--- Start Given records ---

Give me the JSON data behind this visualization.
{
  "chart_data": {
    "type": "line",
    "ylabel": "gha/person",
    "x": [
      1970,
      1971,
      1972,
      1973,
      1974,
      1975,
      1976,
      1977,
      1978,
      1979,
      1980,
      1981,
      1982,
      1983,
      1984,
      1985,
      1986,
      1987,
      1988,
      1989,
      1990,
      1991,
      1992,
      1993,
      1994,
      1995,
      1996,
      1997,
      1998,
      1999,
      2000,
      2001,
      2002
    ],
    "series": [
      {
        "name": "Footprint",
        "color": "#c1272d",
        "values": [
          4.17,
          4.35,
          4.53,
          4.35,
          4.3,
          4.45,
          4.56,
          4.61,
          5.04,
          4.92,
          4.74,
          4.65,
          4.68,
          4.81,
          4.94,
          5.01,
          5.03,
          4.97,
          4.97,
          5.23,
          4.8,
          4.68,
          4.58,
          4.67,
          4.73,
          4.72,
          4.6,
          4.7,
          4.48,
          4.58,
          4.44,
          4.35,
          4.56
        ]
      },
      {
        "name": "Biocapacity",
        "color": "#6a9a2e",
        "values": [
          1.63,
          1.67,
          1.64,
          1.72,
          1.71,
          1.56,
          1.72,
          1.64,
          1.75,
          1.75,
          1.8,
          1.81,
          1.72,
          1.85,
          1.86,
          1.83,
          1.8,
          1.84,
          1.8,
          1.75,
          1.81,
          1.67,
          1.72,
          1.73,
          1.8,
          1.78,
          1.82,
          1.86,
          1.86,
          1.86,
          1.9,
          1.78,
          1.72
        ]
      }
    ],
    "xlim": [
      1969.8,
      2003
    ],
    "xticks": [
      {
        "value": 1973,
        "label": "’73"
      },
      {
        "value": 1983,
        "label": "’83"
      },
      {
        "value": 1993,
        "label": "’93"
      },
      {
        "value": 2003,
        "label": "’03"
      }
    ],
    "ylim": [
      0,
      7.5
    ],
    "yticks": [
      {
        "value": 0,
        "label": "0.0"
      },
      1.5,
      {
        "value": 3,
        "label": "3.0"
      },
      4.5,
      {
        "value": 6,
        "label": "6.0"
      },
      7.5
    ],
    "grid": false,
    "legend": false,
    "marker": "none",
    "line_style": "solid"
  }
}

--- End Given records ---

Print every line of the records exactly. Omit nothing.

• Result:
Give me the JSON data behind this visualization.
{
  "chart_data": {
    "type": "line",
    "ylabel": "gha/person",
    "x": [
      1970,
      1971,
      1972,
      1973,
      1974,
      1975,
      1976,
      1977,
      1978,
      1979,
      1980,
      1981,
      1982,
      1983,
      1984,
      1985,
      1986,
      1987,
      1988,
      1989,
      1990,
      1991,
      1992,
      1993,
      1994,
      1995,
      1996,
      1997,
      1998,
      1999,
      2000,
      2001,
      2002
    ],
    "series": [
      {
        "name": "Footprint",
        "color": "#c1272d",
        "values": [
          4.17,
          4.35,
          4.53,
          4.35,
          4.3,
          4.45,
          4.56,
          4.61,
          5.04,
          4.92,
          4.74,
          4.65,
          4.68,
          4.81,
          4.94,
          5.01,
          5.03,
          4.97,
          4.97,
          5.23,
          4.8,
          4.68,
          4.58,
          4.67,
          4.73,
          4.72,
          4.6,
          4.7,
          4.48,
          4.58,
          4.44,
          4.35,
          4.56
        ]
      },
      {
        "name": "Biocapacity",
        "color": "#6a9a2e",
        "values": [
          1.63,
          1.67,
          1.64,
          1.72,
          1.71,
          1.56,
          1.72,
          1.64,
          1.75,
          1.75,
          1.8,
          1.81,
          1.72,
          1.85,
          1.86,
          1.83,
          1.8,
          1.84,
          1.8,
          1.75,
          1.81,
          1.67,
          1.72,
          1.73,
          1.8,
          1.78,
          1.82,
          1.86,
          1.86,
          1.86,
          1.9,
          1.78,
          1.72
        ]
      }
    ],
    "xlim": [
      1969.8,
      2003
    ],
    "xticks": [
      {
        "value": 1973,
        "label": "’73"
      },
      {
        "value": 1983,
        "label": "’83"
      },
      {
        "value": 1993,
        "label": "’93"
      },
      {
        "value": 2003,
        "label": "’03"
      }
    ],
    "ylim": [
      0,
      7.5
    ],
    "yticks": [
      {
        "value": 0,
        "label": "0.0"
      },
      1.5,
      {
        "value": 3,
        "label": "3.0"
      },
      4.5,
      {
        "value": 6,
        "label": "6.0"
      },
      7.5
    ],
    "grid": false,
    "legend": false,
    "marker": "none",
    "line_style": "solid"
  }
}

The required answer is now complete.